Exercise details: Every entry must be duplicated precisely as written.

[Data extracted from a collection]
*****

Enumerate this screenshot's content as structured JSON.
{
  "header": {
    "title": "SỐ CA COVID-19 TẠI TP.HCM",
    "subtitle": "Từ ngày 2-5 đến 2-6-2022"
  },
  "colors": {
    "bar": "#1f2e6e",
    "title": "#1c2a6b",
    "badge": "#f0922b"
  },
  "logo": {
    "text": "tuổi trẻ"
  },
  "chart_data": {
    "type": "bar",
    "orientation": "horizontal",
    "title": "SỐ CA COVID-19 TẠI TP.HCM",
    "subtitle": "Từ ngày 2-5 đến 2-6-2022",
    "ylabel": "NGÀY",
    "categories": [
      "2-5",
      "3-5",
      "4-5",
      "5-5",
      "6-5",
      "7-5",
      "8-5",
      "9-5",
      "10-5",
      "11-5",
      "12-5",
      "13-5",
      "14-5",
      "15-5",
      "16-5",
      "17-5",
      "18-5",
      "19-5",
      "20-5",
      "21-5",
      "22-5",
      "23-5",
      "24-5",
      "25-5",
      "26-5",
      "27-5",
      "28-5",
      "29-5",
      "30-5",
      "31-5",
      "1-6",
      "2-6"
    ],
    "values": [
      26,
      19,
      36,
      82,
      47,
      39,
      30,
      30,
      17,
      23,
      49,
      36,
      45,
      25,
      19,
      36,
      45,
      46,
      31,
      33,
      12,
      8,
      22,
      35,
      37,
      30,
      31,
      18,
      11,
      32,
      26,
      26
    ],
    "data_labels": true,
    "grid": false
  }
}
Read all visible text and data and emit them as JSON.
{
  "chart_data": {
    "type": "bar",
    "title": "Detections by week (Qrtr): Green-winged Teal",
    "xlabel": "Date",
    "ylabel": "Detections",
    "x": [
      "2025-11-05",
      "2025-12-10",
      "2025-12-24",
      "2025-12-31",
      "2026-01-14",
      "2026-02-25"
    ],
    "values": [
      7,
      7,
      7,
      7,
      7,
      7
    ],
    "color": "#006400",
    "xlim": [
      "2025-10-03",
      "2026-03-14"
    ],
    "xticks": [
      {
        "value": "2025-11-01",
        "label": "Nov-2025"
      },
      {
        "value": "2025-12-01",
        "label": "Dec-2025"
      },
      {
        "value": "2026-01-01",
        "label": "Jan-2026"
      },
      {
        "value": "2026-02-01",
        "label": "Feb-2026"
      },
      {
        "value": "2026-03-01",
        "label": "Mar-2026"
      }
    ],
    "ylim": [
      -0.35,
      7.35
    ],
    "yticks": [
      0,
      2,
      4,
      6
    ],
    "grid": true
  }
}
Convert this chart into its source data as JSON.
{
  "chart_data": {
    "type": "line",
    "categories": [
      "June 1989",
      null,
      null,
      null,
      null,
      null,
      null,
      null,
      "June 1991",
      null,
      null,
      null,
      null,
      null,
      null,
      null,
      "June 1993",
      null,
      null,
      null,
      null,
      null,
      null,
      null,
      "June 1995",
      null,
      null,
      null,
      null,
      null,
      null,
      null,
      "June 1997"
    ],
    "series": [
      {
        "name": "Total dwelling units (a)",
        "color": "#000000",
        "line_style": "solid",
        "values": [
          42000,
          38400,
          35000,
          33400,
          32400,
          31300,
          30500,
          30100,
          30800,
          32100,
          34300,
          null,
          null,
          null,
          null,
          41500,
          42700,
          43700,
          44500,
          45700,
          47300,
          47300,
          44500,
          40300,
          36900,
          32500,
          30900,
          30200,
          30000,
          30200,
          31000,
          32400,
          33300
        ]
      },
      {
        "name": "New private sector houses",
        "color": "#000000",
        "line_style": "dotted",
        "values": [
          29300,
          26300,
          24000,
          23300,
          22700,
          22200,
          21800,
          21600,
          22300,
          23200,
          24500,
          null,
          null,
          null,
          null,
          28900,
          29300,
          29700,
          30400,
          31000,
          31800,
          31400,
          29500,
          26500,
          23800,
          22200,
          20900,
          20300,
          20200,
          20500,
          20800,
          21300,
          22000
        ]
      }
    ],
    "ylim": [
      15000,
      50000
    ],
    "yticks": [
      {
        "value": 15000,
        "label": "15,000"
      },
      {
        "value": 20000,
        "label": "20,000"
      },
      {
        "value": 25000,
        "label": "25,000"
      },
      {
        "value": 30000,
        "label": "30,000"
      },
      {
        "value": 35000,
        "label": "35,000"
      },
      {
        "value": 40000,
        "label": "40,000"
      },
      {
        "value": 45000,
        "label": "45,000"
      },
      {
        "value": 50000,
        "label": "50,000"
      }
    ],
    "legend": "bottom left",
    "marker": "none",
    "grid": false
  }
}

*****

The answer:
Enumerate this screenshot's content as structured JSON.
{
  "header": {
    "title": "SỐ CA COVID-19 TẠI TP.HCM",
    "subtitle": "Từ ngày 2-5 đến 2-6-2022"
  },
  "colors": {
    "bar": "#1f2e6e",
    "title": "#1c2a6b",
    "badge": "#f0922b"
  },
  "logo": {
    "text": "tuổi trẻ"
  },
  "chart_data": {
    "type": "bar",
    "orientation": "horizontal",
    "title": "SỐ CA COVID-19 TẠI TP.HCM",
    "subtitle": "Từ ngày 2-5 đến 2-6-2022",
    "ylabel": "NGÀY",
    "categories": [
      "2-5",
      "3-5",
      "4-5",
      "5-5",
      "6-5",
      "7-5",
      "8-5",
      "9-5",
      "10-5",
      "11-5",
      "12-5",
      "13-5",
      "14-5",
      "15-5",
      "16-5",
      "17-5",
      "18-5",
      "19-5",
      "20-5",
      "21-5",
      "22-5",
      "23-5",
      "24-5",
      "25-5",
      "26-5",
      "27-5",
      "28-5",
      "29-5",
      "30-5",
      "31-5",
      "1-6",
      "2-6"
    ],
    "values": [
      26,
      19,
      36,
      82,
      47,
      39,
      30,
      30,
      17,
      23,
      49,
      36,
      45,
      25,
      19,
      36,
      45,
      46,
      31,
      33,
      12,
      8,
      22,
      35,
      37,
      30,
      31,
      18,
      11,
      32,
      26,
      26
    ],
    "data_labels": true,
    "grid": false
  }
}
Read all visible text and data and emit them as JSON.
{
  "chart_data": {
    "type": "bar",
    "title": "Detections by week (Qrtr): Green-winged Teal",
    "xlabel": "Date",
    "ylabel": "Detections",
    "x": [
      "2025-11-05",
      "2025-12-10",
      "2025-12-24",
      "2025-12-31",
      "2026-01-14",
      "2026-02-25"
    ],
    "values": [
      7,
      7,
      7,
      7,
      7,
      7
    ],
    "color": "#006400",
    "xlim": [
      "2025-10-03",
      "2026-03-14"
    ],
    "xticks": [
      {
        "value": "2025-11-01",
        "label": "Nov-2025"
      },
      {
        "value": "2025-12-01",
        "label": "Dec-2025"
      },
      {
        "value": "2026-01-01",
        "label": "Jan-2026"
      },
      {
        "value": "2026-02-01",
        "label": "Feb-2026"
      },
      {
        "value": "2026-03-01",
        "label": "Mar-2026"
      }
    ],
    "ylim": [
      -0.35,
      7.35
    ],
    "yticks": [
      0,
      2,
      4,
      6
    ],
    "grid": true
  }
}
Convert this chart into its source data as JSON.
{
  "chart_data": {
    "type": "line",
    "categories": [
      "June 1989",
      null,
      null,
      null,
      null,
      null,
      null,
      null,
      "June 1991",
      null,
      null,
      null,
      null,
      null,
      null,
      null,
      "June 1993",
      null,
      null,
      null,
      null,
      null,
      null,
      null,
      "June 1995",
      null,
      null,
      null,
      null,
      null,
      null,
      null,
      "June 1997"
    ],
    "series": [
      {
        "name": "Total dwelling units (a)",
        "color": "#000000",
        "line_style": "solid",
        "values": [
          42000,
          38400,
          35000,
          33400,
          32400,
          31300,
          30500,
          30100,
          30800,
          32100,
          34300,
          null,
          null,
          null,
          null,
          41500,
          42700,
          43700,
          44500,
          45700,
          47300,
          47300,
          44500,
          40300,
          36900,
          32500,
          30900,
          30200,
          30000,
          30200,
          31000,
          32400,
          33300
        ]
      },
      {
        "name": "New private sector houses",
        "color": "#000000",
        "line_style": "dotted",
        "values": [
          29300,
          26300,
          24000,
          23300,
          22700,
          22200,
          21800,
          21600,
          22300,
          23200,
          24500,
          null,
          null,
          null,
          null,
          28900,
          29300,
          29700,
          30400,
          31000,
          31800,
          31400,
          29500,
          26500,
          23800,
          22200,
          20900,
          20300,
          20200,
          20500,
          20800,
          21300,
          22000
        ]
      }
    ],
    "ylim": [
      15000,
      50000
    ],
    "yticks": [
      {
        "value": 15000,
        "label": "15,000"
      },
      {
        "value": 20000,
        "label": "20,000"
      },
      {
        "value": 25000,
        "label": "25,000"
      },
      {
        "value": 30000,
        "label": "30,000"
      },
      {
        "value": 35000,
        "label": "35,000"
      },
      {
        "value": 40000,
        "label": "40,000"
      },
      {
        "value": 45000,
        "label": "45,000"
      },
      {
        "value": 50000,
        "label": "50,000"
      }
    ],
    "legend": "bottom left",
    "marker": "none",
    "grid": false
  }
}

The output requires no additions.